● What you will do: Can you retype every record below exactly as written?

(Excerpt from a dataset)
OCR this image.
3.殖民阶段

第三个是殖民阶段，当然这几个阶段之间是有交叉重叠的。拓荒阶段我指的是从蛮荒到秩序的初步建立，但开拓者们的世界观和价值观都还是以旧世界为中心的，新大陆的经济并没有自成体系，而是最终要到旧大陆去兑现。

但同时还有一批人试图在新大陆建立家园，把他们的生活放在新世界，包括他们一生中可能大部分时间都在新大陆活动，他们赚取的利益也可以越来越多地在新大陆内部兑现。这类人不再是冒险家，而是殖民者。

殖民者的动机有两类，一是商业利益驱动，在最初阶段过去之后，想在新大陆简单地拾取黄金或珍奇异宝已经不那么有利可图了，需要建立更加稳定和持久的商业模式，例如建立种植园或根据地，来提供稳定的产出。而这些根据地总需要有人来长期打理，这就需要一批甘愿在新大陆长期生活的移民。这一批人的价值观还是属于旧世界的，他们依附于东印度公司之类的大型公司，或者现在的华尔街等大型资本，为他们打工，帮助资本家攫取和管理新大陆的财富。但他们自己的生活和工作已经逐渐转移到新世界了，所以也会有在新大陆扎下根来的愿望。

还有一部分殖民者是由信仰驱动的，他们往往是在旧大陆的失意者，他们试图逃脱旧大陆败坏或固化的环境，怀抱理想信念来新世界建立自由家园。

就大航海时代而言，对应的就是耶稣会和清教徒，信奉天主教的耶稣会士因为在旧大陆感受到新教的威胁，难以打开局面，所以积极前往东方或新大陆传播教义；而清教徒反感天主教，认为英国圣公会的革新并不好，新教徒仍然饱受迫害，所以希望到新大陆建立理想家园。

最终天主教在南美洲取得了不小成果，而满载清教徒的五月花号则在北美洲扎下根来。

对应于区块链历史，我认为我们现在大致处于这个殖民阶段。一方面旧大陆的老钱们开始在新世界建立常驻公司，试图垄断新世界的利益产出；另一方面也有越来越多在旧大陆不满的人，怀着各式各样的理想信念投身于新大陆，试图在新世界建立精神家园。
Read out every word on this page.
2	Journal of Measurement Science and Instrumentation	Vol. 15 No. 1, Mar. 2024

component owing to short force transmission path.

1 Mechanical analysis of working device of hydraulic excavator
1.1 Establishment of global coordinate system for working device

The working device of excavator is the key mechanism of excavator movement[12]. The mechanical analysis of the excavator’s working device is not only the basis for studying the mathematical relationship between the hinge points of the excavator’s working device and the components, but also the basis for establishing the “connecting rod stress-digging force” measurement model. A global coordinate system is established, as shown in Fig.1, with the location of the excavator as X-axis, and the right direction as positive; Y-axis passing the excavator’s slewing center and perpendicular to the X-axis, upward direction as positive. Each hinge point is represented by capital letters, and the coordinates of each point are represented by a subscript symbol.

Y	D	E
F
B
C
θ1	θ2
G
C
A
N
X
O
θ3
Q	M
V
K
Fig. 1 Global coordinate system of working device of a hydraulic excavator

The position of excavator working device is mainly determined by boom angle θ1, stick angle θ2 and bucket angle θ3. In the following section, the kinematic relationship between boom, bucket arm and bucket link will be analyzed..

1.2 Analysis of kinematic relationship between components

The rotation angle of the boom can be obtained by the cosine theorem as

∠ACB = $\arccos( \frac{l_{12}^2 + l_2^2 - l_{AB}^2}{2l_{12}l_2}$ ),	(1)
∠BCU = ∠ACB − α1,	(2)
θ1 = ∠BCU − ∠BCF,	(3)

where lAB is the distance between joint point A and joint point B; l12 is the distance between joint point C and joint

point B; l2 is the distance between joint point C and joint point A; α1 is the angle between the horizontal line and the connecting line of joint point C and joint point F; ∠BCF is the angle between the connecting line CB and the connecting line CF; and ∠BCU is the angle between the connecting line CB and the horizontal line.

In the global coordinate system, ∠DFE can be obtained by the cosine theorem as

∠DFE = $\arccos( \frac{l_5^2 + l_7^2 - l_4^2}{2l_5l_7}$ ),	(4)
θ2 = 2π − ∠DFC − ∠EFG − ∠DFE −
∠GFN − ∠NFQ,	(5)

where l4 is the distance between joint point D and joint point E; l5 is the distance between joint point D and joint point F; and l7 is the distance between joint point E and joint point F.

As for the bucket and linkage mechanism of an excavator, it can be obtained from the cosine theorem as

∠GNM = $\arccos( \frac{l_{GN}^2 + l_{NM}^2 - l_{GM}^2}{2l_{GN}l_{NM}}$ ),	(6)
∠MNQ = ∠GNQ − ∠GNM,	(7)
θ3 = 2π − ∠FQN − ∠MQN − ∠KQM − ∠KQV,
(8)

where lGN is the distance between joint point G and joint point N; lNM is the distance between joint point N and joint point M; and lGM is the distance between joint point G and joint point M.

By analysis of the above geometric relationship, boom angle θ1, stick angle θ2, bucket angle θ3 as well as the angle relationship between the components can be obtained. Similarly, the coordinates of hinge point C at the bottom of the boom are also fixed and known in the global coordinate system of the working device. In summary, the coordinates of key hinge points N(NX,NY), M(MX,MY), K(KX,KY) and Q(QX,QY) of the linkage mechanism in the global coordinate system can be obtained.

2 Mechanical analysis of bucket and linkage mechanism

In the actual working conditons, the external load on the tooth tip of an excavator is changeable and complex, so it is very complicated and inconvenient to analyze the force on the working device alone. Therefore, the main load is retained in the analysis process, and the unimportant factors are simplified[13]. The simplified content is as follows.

● Exercise solution:
OCR this image.
3.殖民阶段

第三个是殖民阶段，当然这几个阶段之间是有交叉重叠的。拓荒阶段我指的是从蛮荒到秩序的初步建立，但开拓者们的世界观和价值观都还是以旧世界为中心的，新大陆的经济并没有自成体系，而是最终要到旧大陆去兑现。

但同时还有一批人试图在新大陆建立家园，把他们的生活放在新世界，包括他们一生中可能大部分时间都在新大陆活动，他们赚取的利益也可以越来越多地在新大陆内部兑现。这类人不再是冒险家，而是殖民者。

殖民者的动机有两类，一是商业利益驱动，在最初阶段过去之后，想在新大陆简单地拾取黄金或珍奇异宝已经不那么有利可图了，需要建立更加稳定和持久的商业模式，例如建立种植园或根据地，来提供稳定的产出。而这些根据地总需要有人来长期打理，这就需要一批甘愿在新大陆长期生活的移民。这一批人的价值观还是属于旧世界的，他们依附于东印度公司之类的大型公司，或者现在的华尔街等大型资本，为他们打工，帮助资本家攫取和管理新大陆的财富。但他们自己的生活和工作已经逐渐转移到新世界了，所以也会有在新大陆扎下根来的愿望。

还有一部分殖民者是由信仰驱动的，他们往往是在旧大陆的失意者，他们试图逃脱旧大陆败坏或固化的环境，怀抱理想信念来新世界建立自由家园。

就大航海时代而言，对应的就是耶稣会和清教徒，信奉天主教的耶稣会士因为在旧大陆感受到新教的威胁，难以打开局面，所以积极前往东方或新大陆传播教义；而清教徒反感天主教，认为英国圣公会的革新并不好，新教徒仍然饱受迫害，所以希望到新大陆建立理想家园。

最终天主教在南美洲取得了不小成果，而满载清教徒的五月花号则在北美洲扎下根来。

对应于区块链历史，我认为我们现在大致处于这个殖民阶段。一方面旧大陆的老钱们开始在新世界建立常驻公司，试图垄断新世界的利益产出；另一方面也有越来越多在旧大陆不满的人，怀着各式各样的理想信念投身于新大陆，试图在新世界建立精神家园。
Read out every word on this page.
2	Journal of Measurement Science and Instrumentation	Vol. 15 No. 1, Mar. 2024

component owing to short force transmission path.

1 Mechanical analysis of working device of hydraulic excavator
1.1 Establishment of global coordinate system for working device

The working device of excavator is the key mechanism of excavator movement[12]. The mechanical analysis of the excavator’s working device is not only the basis for studying the mathematical relationship between the hinge points of the excavator’s working device and the components, but also the basis for establishing the “connecting rod stress-digging force” measurement model. A global coordinate system is established, as shown in Fig.1, with the location of the excavator as X-axis, and the right direction as positive; Y-axis passing the excavator’s slewing center and perpendicular to the X-axis, upward direction as positive. Each hinge point is represented by capital letters, and the coordinates of each point are represented by a subscript symbol.

Y	D	E
F
B
C
θ1	θ2
G
C
A
N
X
O
θ3
Q	M
V
K
Fig. 1 Global coordinate system of working device of a hydraulic excavator

The position of excavator working device is mainly determined by boom angle θ1, stick angle θ2 and bucket angle θ3. In the following section, the kinematic relationship between boom, bucket arm and bucket link will be analyzed..

1.2 Analysis of kinematic relationship between components

The rotation angle of the boom can be obtained by the cosine theorem as

∠ACB = $\arccos( \frac{l_{12}^2 + l_2^2 - l_{AB}^2}{2l_{12}l_2}$ ),	(1)
∠BCU = ∠ACB − α1,	(2)
θ1 = ∠BCU − ∠BCF,	(3)

where lAB is the distance between joint point A and joint point B; l12 is the distance between joint point C and joint

point B; l2 is the distance between joint point C and joint point A; α1 is the angle between the horizontal line and the connecting line of joint point C and joint point F; ∠BCF is the angle between the connecting line CB and the connecting line CF; and ∠BCU is the angle between the connecting line CB and the horizontal line.

In the global coordinate system, ∠DFE can be obtained by the cosine theorem as

∠DFE = $\arccos( \frac{l_5^2 + l_7^2 - l_4^2}{2l_5l_7}$ ),	(4)
θ2 = 2π − ∠DFC − ∠EFG − ∠DFE −
∠GFN − ∠NFQ,	(5)

where l4 is the distance between joint point D and joint point E; l5 is the distance between joint point D and joint point F; and l7 is the distance between joint point E and joint point F.

As for the bucket and linkage mechanism of an excavator, it can be obtained from the cosine theorem as

∠GNM = $\arccos( \frac{l_{GN}^2 + l_{NM}^2 - l_{GM}^2}{2l_{GN}l_{NM}}$ ),	(6)
∠MNQ = ∠GNQ − ∠GNM,	(7)
θ3 = 2π − ∠FQN − ∠MQN − ∠KQM − ∠KQV,
(8)

where lGN is the distance between joint point G and joint point N; lNM is the distance between joint point N and joint point M; and lGM is the distance between joint point G and joint point M.

By analysis of the above geometric relationship, boom angle θ1, stick angle θ2, bucket angle θ3 as well as the angle relationship between the components can be obtained. Similarly, the coordinates of hinge point C at the bottom of the boom are also fixed and known in the global coordinate system of the working device. In summary, the coordinates of key hinge points N(NX,NY), M(MX,MY), K(KX,KY) and Q(QX,QY) of the linkage mechanism in the global coordinate system can be obtained.

2 Mechanical analysis of bucket and linkage mechanism

In the actual working conditons, the external load on the tooth tip of an excavator is changeable and complex, so it is very complicated and inconvenient to analyze the force on the working device alone. Therefore, the main load is retained in the analysis process, and the unimportant factors are simplified[13]. The simplified content is as follows.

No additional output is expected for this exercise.